What you need to do - For each line that holds "object", copy the line out.

Given entries -
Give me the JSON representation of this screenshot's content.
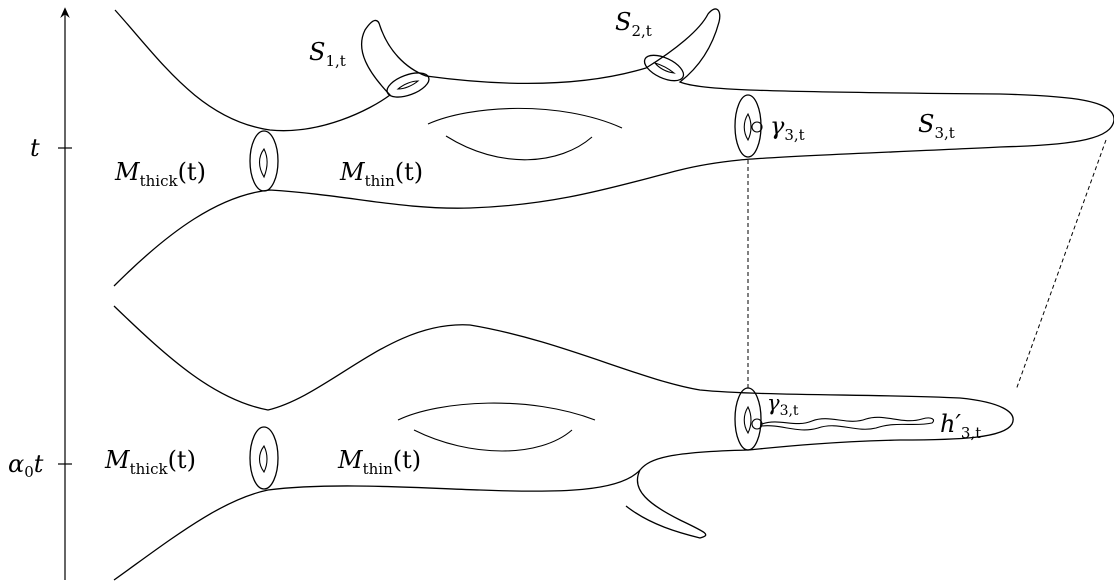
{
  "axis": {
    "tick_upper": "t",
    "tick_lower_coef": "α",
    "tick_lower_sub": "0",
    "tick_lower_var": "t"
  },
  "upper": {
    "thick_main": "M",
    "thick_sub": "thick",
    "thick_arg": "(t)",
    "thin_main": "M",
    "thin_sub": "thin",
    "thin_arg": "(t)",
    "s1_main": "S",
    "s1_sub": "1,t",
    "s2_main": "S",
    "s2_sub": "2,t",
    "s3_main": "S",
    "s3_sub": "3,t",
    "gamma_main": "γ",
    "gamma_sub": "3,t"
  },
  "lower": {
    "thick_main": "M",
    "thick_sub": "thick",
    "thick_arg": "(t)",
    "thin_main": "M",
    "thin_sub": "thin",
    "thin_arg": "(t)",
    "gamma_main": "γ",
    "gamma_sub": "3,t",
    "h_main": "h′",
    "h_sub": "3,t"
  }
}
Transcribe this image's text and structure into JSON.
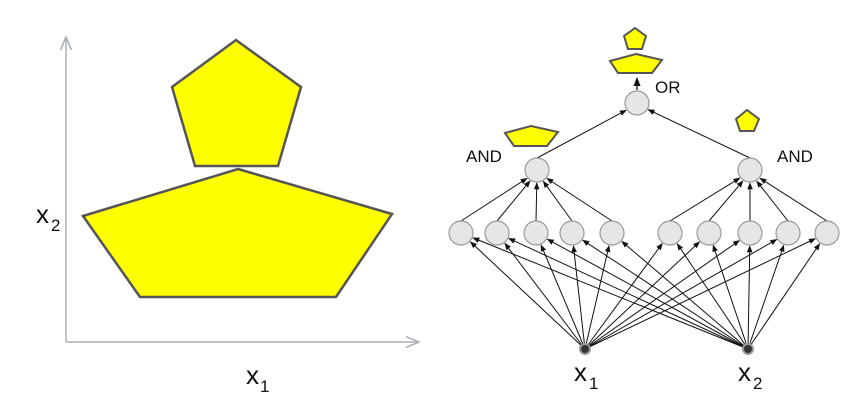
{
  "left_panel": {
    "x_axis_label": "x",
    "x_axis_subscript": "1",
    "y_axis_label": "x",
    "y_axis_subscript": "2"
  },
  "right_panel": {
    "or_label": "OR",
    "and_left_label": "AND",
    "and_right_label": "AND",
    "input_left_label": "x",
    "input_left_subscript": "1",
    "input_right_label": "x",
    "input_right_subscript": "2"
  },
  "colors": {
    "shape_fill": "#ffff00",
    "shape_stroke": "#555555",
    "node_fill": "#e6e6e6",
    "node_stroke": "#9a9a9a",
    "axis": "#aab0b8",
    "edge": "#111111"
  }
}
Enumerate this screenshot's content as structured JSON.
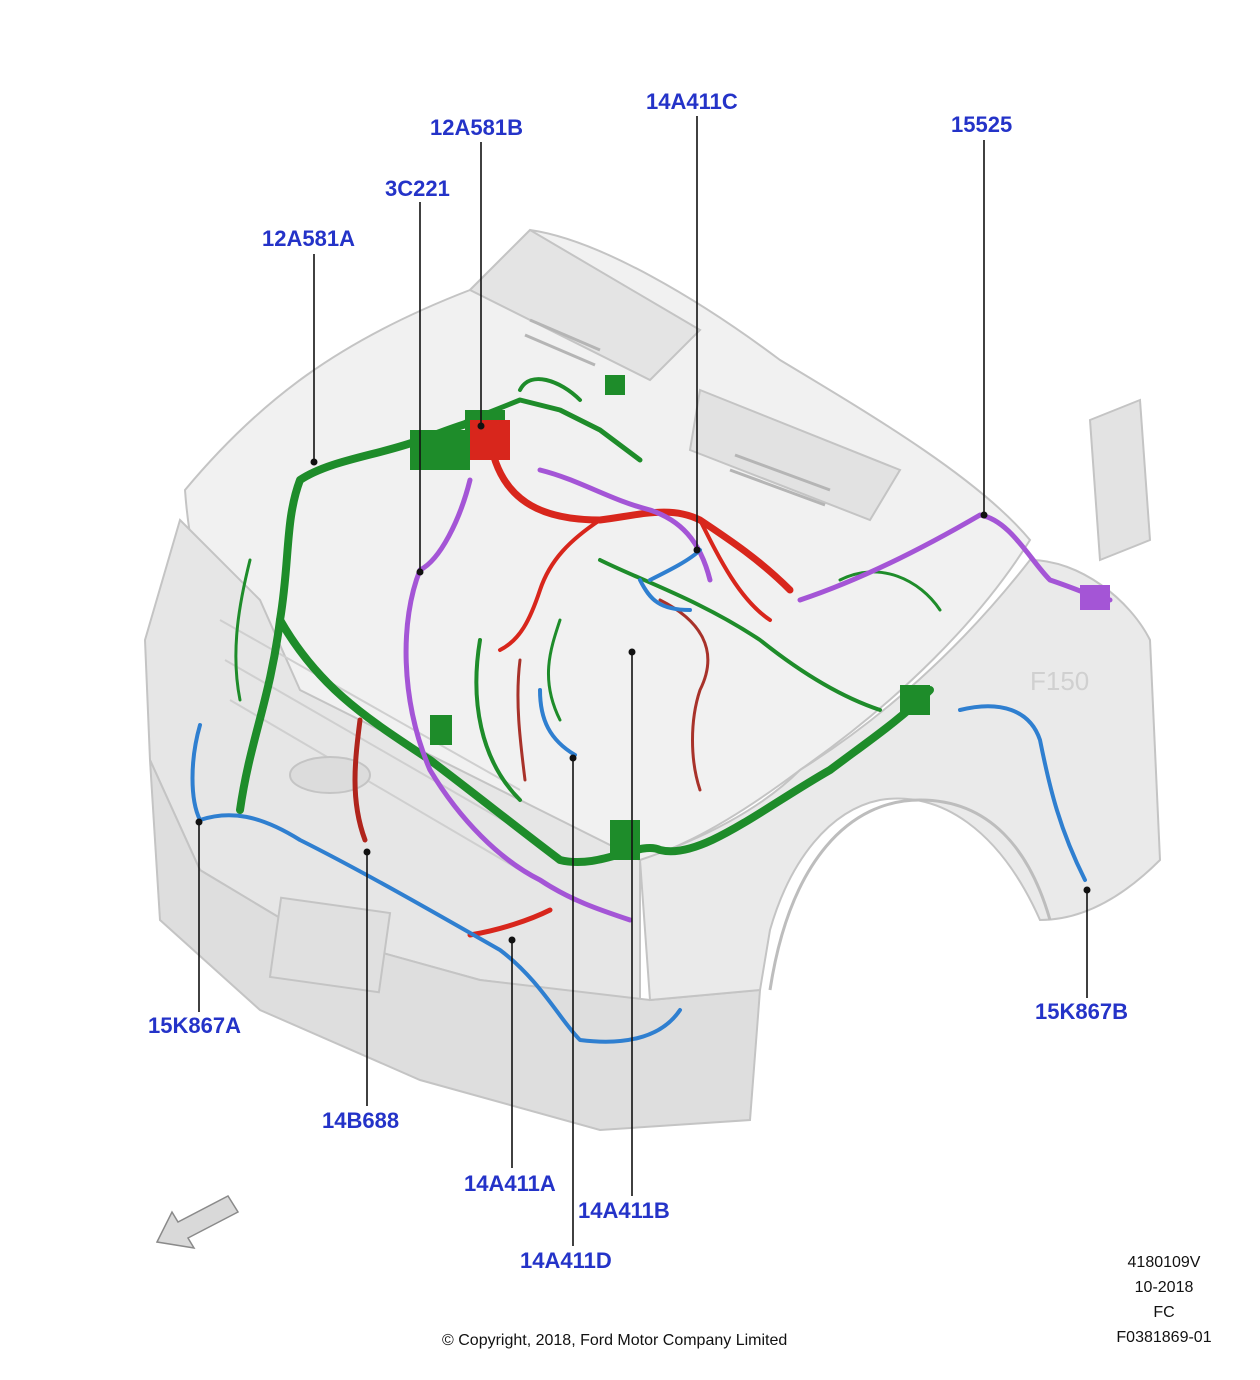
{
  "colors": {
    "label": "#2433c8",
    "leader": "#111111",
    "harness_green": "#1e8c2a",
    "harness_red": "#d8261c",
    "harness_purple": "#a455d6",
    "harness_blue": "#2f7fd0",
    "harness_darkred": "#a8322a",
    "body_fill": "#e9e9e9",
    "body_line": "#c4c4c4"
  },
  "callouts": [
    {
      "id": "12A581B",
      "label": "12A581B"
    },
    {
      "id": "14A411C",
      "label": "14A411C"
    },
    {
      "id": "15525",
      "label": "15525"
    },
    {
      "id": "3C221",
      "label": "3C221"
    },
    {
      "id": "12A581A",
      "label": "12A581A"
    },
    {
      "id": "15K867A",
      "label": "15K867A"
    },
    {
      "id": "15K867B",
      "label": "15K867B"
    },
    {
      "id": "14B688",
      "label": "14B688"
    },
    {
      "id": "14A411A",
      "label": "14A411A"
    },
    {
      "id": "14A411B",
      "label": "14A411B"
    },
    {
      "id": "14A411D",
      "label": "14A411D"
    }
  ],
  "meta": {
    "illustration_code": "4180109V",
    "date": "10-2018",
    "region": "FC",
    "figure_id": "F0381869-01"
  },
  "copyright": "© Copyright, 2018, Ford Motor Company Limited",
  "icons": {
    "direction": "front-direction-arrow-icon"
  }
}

...

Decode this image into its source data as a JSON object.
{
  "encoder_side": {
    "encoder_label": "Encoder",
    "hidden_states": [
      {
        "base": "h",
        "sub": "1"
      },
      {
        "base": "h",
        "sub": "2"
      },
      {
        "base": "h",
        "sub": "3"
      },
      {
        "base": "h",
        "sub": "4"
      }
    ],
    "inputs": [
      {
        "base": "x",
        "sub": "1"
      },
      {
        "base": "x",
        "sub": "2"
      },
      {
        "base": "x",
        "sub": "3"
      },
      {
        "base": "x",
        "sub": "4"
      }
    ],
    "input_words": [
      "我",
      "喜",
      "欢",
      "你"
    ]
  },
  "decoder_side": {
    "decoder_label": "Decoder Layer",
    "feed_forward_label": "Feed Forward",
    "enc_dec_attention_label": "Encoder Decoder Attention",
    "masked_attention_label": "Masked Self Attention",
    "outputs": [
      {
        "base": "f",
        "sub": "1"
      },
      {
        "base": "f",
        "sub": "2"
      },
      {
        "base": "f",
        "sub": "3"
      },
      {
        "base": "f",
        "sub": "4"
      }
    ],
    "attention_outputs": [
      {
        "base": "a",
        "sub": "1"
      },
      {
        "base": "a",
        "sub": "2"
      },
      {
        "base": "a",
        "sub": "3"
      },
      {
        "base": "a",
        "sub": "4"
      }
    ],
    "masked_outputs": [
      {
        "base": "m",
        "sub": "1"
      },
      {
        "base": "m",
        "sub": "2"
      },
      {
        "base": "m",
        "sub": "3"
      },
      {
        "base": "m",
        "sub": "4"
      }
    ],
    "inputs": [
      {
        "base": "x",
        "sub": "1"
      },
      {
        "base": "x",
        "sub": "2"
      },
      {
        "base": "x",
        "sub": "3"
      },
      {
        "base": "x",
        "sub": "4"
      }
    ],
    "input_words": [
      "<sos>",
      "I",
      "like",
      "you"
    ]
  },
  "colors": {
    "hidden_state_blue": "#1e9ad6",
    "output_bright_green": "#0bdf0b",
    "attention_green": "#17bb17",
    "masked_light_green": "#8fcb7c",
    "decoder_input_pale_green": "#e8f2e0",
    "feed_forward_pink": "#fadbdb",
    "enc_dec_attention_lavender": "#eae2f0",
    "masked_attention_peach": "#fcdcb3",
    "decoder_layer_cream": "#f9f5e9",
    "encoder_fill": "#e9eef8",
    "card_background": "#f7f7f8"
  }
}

==

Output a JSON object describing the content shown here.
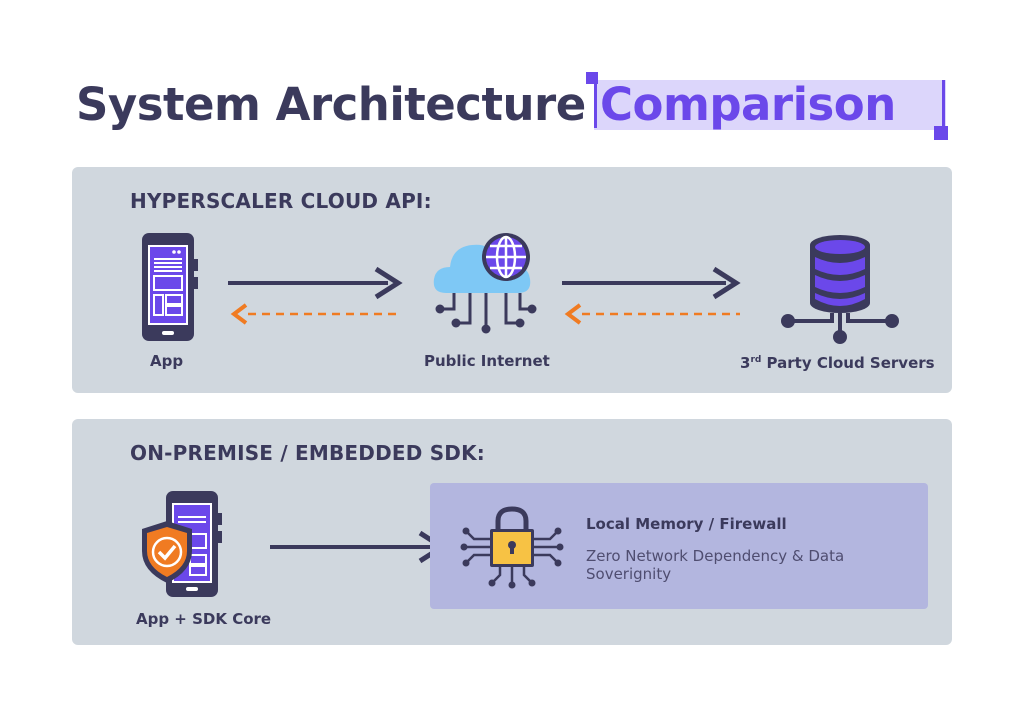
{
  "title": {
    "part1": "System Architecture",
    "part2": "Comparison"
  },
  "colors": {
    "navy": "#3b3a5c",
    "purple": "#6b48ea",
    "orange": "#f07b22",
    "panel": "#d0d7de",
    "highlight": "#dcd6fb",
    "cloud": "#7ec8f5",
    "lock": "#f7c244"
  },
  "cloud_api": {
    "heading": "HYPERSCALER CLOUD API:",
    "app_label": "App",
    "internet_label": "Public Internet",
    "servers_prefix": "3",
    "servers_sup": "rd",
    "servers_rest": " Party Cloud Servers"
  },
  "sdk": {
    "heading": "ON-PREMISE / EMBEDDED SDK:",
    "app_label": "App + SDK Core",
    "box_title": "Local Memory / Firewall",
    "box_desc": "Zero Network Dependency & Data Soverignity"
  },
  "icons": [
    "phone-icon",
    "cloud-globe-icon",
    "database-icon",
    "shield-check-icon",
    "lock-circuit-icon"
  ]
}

Answer to this problem -
Decode this image into its source data as a JSON object.
Output a JSON object describing the content shown here.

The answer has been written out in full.